[Dataset records]
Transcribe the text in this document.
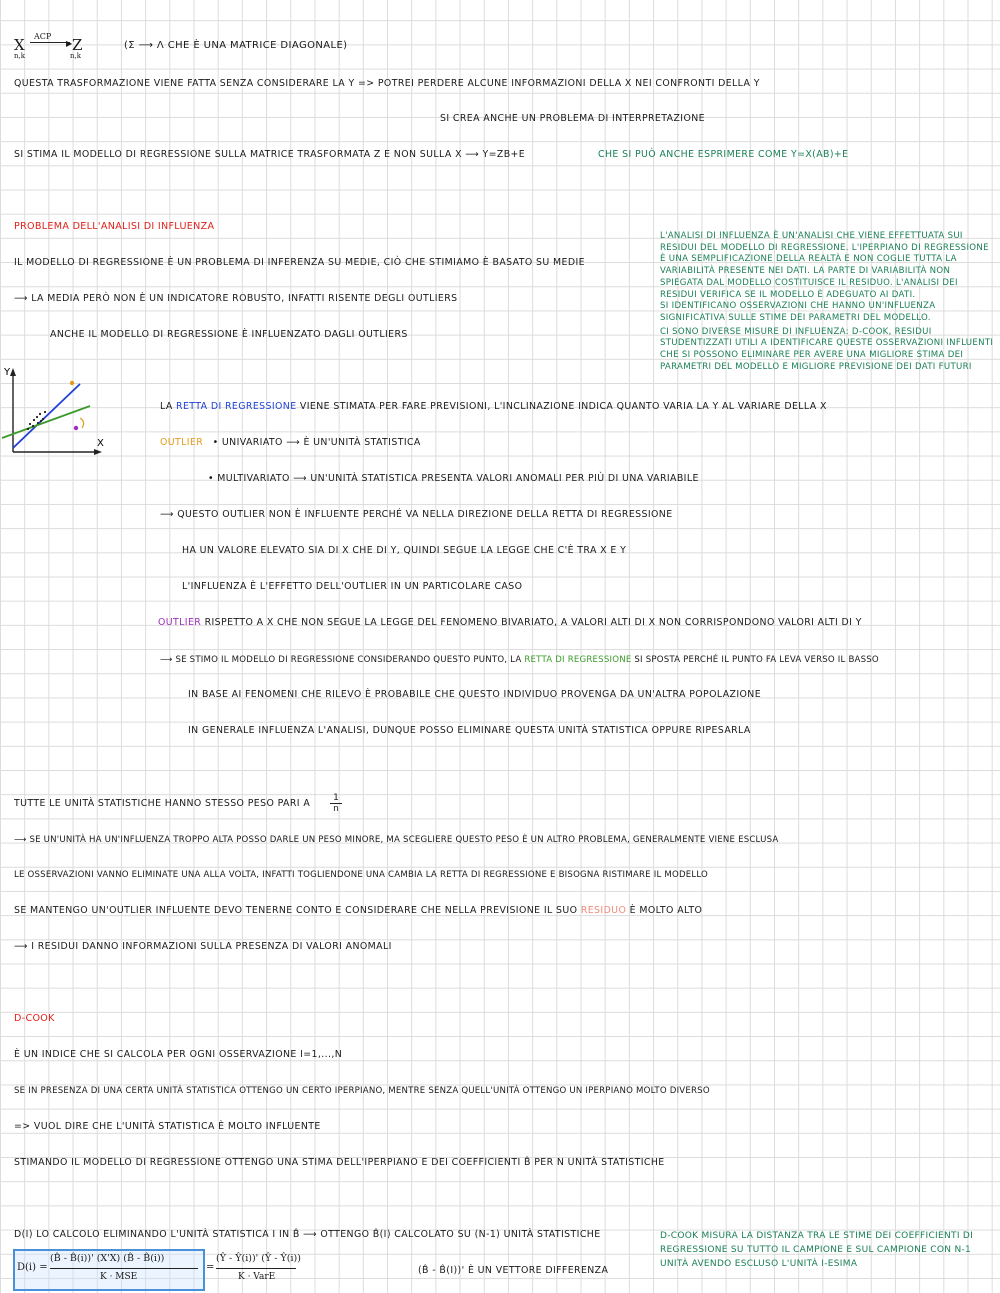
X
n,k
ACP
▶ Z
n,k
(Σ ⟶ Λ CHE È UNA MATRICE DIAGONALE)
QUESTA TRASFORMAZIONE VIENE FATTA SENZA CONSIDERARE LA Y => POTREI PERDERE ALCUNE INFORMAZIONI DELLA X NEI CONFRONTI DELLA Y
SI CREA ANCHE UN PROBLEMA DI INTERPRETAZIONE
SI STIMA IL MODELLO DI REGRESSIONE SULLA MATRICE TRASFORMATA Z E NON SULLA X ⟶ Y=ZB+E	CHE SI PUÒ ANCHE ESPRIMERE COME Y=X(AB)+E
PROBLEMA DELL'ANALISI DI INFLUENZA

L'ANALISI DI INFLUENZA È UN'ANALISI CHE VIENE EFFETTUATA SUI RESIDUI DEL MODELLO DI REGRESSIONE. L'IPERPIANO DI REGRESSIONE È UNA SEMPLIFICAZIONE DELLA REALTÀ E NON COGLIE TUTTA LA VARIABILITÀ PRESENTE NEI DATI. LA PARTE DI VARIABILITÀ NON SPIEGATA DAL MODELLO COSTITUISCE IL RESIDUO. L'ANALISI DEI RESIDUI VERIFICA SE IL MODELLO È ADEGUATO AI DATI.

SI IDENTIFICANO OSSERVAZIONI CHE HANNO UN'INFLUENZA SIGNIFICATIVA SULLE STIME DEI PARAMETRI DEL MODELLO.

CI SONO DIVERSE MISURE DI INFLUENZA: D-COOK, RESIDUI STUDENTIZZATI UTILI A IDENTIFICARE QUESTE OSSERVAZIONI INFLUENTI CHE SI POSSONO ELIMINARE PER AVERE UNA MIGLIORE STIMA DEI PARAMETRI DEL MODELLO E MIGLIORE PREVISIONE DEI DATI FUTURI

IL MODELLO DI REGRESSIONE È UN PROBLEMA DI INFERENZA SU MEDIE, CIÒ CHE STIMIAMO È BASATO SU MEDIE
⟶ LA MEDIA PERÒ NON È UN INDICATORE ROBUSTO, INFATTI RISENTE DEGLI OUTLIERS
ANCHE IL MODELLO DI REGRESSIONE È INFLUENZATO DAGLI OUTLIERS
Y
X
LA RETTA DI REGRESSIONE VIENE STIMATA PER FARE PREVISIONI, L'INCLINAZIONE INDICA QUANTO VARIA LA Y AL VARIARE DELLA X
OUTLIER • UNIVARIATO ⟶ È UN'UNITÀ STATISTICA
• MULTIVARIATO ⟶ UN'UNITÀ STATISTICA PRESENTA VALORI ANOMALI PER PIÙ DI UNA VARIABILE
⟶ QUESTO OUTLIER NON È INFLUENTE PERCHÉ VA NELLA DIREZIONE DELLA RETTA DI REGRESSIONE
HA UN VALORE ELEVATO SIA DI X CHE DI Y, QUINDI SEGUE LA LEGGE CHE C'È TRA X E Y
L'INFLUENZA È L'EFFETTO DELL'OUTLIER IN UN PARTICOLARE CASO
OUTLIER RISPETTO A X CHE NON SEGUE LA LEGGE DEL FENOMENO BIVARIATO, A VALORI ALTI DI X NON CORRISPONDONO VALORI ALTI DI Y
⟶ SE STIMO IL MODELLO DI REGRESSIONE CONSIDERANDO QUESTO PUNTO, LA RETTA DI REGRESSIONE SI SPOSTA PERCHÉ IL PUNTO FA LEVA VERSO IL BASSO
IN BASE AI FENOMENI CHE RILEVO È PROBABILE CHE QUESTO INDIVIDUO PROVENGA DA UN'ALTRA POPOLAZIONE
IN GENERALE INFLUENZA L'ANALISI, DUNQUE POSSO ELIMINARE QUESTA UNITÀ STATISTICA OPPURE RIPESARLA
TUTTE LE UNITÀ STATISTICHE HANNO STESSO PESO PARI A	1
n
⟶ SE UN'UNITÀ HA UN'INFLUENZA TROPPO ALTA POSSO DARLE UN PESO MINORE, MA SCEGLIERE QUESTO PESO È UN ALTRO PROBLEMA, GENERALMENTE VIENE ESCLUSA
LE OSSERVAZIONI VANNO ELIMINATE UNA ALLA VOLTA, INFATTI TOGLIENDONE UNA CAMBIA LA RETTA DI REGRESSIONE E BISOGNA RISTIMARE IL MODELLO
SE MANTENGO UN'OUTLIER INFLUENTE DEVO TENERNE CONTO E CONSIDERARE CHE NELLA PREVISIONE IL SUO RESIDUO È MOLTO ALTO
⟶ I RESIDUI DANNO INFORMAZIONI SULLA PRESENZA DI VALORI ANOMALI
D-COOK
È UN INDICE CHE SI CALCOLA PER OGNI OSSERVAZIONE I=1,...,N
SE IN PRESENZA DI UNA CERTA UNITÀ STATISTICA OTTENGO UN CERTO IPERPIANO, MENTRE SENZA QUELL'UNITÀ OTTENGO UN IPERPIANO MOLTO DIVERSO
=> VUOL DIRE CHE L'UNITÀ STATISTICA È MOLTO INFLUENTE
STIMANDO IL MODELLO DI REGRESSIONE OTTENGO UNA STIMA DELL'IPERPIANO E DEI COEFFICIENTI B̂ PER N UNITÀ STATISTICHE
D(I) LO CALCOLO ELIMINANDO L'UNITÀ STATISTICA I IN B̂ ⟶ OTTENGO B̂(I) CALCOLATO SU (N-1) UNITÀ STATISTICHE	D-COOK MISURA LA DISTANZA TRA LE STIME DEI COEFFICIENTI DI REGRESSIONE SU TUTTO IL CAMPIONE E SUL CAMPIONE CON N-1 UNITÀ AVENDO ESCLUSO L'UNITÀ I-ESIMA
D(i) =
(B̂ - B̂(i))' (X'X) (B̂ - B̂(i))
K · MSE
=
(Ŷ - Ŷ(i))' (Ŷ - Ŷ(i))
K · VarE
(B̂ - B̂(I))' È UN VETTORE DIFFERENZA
--
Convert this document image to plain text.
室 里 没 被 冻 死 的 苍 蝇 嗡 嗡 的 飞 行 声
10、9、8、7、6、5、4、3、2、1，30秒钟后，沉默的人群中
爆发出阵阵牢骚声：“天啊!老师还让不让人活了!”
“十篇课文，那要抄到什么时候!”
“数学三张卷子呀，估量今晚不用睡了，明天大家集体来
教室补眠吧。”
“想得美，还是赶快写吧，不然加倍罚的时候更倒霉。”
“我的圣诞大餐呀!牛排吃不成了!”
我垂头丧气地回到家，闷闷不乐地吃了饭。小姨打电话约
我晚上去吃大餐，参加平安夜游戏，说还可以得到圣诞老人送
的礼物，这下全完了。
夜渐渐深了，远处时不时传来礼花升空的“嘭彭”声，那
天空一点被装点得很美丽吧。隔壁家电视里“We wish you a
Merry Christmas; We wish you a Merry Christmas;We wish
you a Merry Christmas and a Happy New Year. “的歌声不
---
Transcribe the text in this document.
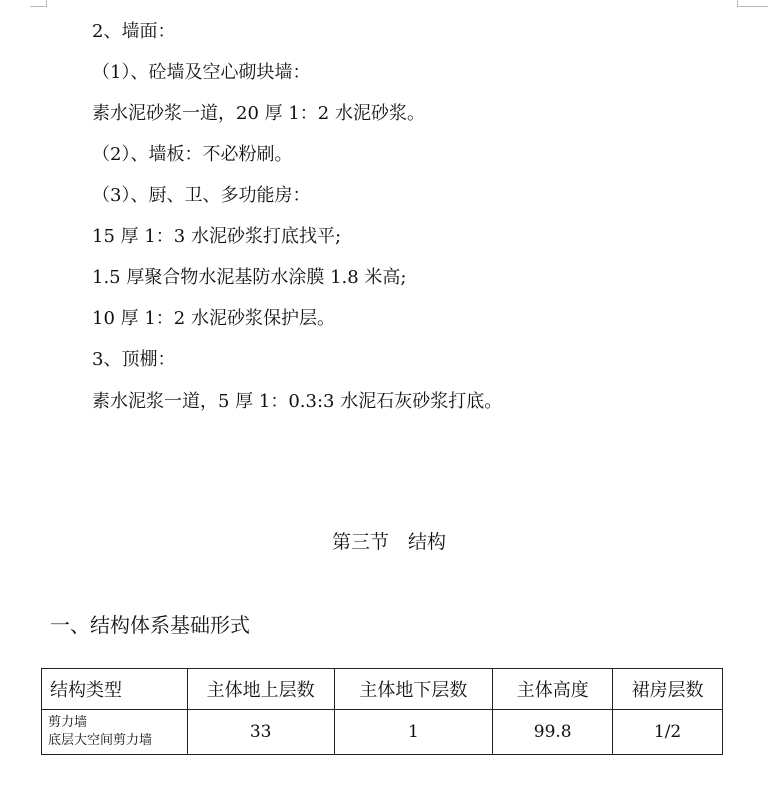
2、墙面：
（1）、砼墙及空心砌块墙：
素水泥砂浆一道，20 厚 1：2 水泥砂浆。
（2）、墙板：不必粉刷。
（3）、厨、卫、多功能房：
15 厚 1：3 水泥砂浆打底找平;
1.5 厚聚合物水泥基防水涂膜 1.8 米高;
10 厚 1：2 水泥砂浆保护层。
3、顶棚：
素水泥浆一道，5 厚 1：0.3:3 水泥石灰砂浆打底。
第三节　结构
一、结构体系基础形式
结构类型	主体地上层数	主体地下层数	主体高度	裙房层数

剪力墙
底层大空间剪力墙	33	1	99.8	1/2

■ **Problem to work on**
In the entries above, identify every line with the string "INFATTI".

■ **Completed task**
⟶ LA MEDIA PERÒ NON È UN INDICATORE ROBUSTO, INFATTI RISENTE DEGLI OUTLIERS
LE OSSERVAZIONI VANNO ELIMINATE UNA ALLA VOLTA, INFATTI TOGLIENDONE UNA CAMBIA LA RETTA DI REGRESSIONE E BISOGNA RISTIMARE IL MODELLO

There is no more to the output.